───── Extrait du document
Thaïlande

Le conflit armé s’est poursuivi dans le sud du pays ; les insurgés ont lancé de violentes attaques contre des civils et les forces de sécurité se sont livrées à des violations des droits humains en toute impunité. La Commission vérité pour la réconciliation a rendu public son rapport final, imputant la responsabilité des violences politiques de 2010 aux deux parties. Les mesures visant à amener les auteurs de ces violences à rendre des comptes se faisaient toutefois attendre. Cette année encore, le gouvernement a invoqué les dispositions sur les crimes de lèse-majesté et la Loi relative aux infractions dans le domaine de l’informatique pour restreindre la liberté d’expression. Des demandeurs d’asile et des réfugiés risquaient d’être expulsés vers leur pays d’origine.

ROYAUME DE THAÏLANDE
Chef de l’État : Bhumibol Adulyadej
Chef du gouvernement : Yingluck Shinawatra

Conflit armé interne

La population civile demeurait exposée à des attaques causant des morts et des blessés dans l’extrême sud du pays (provinces de Narathiwat, de Pattani, de Yala et certains secteurs de la province de Songkhla). Les écoles publiques et leurs enseignants, perçus comme des symboles de l’État, ont été pris pour cible, ce qui a entraîné la fermeture d’établissements scolaires pendant le second semestre de 2012. Des chefs insurgés ont accusé les forces de sécurité de s’être livrées à des exécutions extrajudiciaires dans la province de Yala. L’impunité était toujours la règle pour la plupart des violations perpétrées par les forces de sécurité dans le sud du pays.
──────────
───── Données fournies
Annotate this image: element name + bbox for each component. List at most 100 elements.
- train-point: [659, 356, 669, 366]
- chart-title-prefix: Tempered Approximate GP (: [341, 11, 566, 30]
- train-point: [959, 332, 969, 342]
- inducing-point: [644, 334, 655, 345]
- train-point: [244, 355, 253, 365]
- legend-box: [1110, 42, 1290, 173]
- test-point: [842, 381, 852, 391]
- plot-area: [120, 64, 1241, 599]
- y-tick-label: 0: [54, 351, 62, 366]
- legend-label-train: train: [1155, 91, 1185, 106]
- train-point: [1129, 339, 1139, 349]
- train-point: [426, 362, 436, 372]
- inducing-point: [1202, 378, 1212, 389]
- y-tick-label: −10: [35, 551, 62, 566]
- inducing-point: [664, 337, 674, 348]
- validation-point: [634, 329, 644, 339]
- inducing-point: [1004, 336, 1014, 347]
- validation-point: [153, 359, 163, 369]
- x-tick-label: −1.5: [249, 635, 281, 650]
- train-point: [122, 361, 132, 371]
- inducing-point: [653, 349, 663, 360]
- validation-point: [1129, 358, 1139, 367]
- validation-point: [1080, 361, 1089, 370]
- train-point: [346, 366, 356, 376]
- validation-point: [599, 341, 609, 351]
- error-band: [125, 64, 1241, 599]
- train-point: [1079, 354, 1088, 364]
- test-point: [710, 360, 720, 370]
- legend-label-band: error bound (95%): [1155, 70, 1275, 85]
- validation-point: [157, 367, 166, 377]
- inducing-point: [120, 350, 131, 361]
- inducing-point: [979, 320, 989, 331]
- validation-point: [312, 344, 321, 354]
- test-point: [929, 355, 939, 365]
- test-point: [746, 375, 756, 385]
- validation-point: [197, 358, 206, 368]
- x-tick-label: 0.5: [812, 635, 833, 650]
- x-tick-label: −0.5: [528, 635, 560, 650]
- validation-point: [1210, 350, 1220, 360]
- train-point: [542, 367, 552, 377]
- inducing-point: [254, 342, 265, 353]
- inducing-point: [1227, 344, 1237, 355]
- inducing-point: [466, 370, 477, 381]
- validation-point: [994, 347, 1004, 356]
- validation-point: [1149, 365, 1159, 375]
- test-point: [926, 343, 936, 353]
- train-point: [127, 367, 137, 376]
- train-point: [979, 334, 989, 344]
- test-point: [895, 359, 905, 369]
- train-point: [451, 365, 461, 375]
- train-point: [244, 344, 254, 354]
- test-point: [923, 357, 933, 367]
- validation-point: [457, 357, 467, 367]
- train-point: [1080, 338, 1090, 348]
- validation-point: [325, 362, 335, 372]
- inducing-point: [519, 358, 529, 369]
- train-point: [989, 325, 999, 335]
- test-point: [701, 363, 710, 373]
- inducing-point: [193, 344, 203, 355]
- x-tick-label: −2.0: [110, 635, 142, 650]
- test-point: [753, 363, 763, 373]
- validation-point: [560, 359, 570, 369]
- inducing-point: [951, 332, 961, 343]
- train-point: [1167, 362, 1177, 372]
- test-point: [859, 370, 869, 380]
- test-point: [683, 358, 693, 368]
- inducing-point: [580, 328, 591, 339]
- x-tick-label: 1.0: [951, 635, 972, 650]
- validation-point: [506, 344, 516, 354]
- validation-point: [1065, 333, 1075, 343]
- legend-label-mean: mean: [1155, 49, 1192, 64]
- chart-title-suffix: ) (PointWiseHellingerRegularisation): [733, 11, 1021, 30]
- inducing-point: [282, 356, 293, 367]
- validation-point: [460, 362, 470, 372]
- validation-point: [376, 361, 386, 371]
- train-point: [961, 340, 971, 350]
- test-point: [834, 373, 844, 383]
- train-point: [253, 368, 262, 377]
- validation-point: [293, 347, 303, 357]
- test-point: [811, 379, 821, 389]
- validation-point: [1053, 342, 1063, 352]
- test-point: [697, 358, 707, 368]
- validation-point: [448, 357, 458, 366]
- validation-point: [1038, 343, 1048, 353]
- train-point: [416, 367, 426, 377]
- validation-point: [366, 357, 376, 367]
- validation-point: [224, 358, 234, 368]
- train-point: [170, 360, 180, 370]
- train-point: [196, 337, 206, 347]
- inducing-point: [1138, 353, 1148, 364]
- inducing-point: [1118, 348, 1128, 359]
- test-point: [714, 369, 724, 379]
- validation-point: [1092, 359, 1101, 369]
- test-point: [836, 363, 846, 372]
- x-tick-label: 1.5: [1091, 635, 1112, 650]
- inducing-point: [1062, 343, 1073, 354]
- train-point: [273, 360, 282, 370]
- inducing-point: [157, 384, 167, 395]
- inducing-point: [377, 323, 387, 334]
──────────
Exercices:
a. Indiquez si chacune des affirmations suivantes concorde avec le texte sur la Thaïlande. (i) La Commission vérité pour la réconciliation a publié son rapport final. (ii) Le chef du gouvernement est Bhumibol Adulyadej. (iii) Des établissements scolaires ont fermé pendant le premier semestre de 2012.
b. Recopiez à l’identique la liste, de sa première ligne jusqu’à la ligne contenant « - x-tick-label: 0.5: [812, 635, 833, 650] », celle-ci comprise.

Réponses par exercice:
a.
(i) Oui : « La Commission vérité pour la réconciliation a rendu public son rapport final ».
(ii) Non : « Chef du gouvernement : Yingluck Shinawatra ».
(iii) Non : « la fermeture d’établissements scolaires pendant le second semestre de 2012 ».

b.
Annotate this image: element name + bbox for each component. List at most 100 elements.
- train-point: [659, 356, 669, 366]
- chart-title-prefix: Tempered Approximate GP (: [341, 11, 566, 30]
- train-point: [959, 332, 969, 342]
- inducing-point: [644, 334, 655, 345]
- train-point: [244, 355, 253, 365]
- legend-box: [1110, 42, 1290, 173]
- test-point: [842, 381, 852, 391]
- plot-area: [120, 64, 1241, 599]
- y-tick-label: 0: [54, 351, 62, 366]
- legend-label-train: train: [1155, 91, 1185, 106]
- train-point: [1129, 339, 1139, 349]
- train-point: [426, 362, 436, 372]
- inducing-point: [1202, 378, 1212, 389]
- y-tick-label: −10: [35, 551, 62, 566]
- inducing-point: [664, 337, 674, 348]
- validation-point: [634, 329, 644, 339]
- inducing-point: [1004, 336, 1014, 347]
- validation-point: [153, 359, 163, 369]
- x-tick-label: −1.5: [249, 635, 281, 650]
- train-point: [122, 361, 132, 371]
- inducing-point: [653, 349, 663, 360]
- validation-point: [1129, 358, 1139, 367]
- validation-point: [1080, 361, 1089, 370]
- train-point: [346, 366, 356, 376]
- validation-point: [599, 341, 609, 351]
- error-band: [125, 64, 1241, 599]
- train-point: [1079, 354, 1088, 364]
- test-point: [710, 360, 720, 370]
- legend-label-band: error bound (95%): [1155, 70, 1275, 85]
- validation-point: [157, 367, 166, 377]
- inducing-point: [120, 350, 131, 361]
- inducing-point: [979, 320, 989, 331]
- validation-point: [312, 344, 321, 354]
- test-point: [929, 355, 939, 365]
- test-point: [746, 375, 756, 385]
- validation-point: [197, 358, 206, 368]
- x-tick-label: 0.5: [812, 635, 833, 650]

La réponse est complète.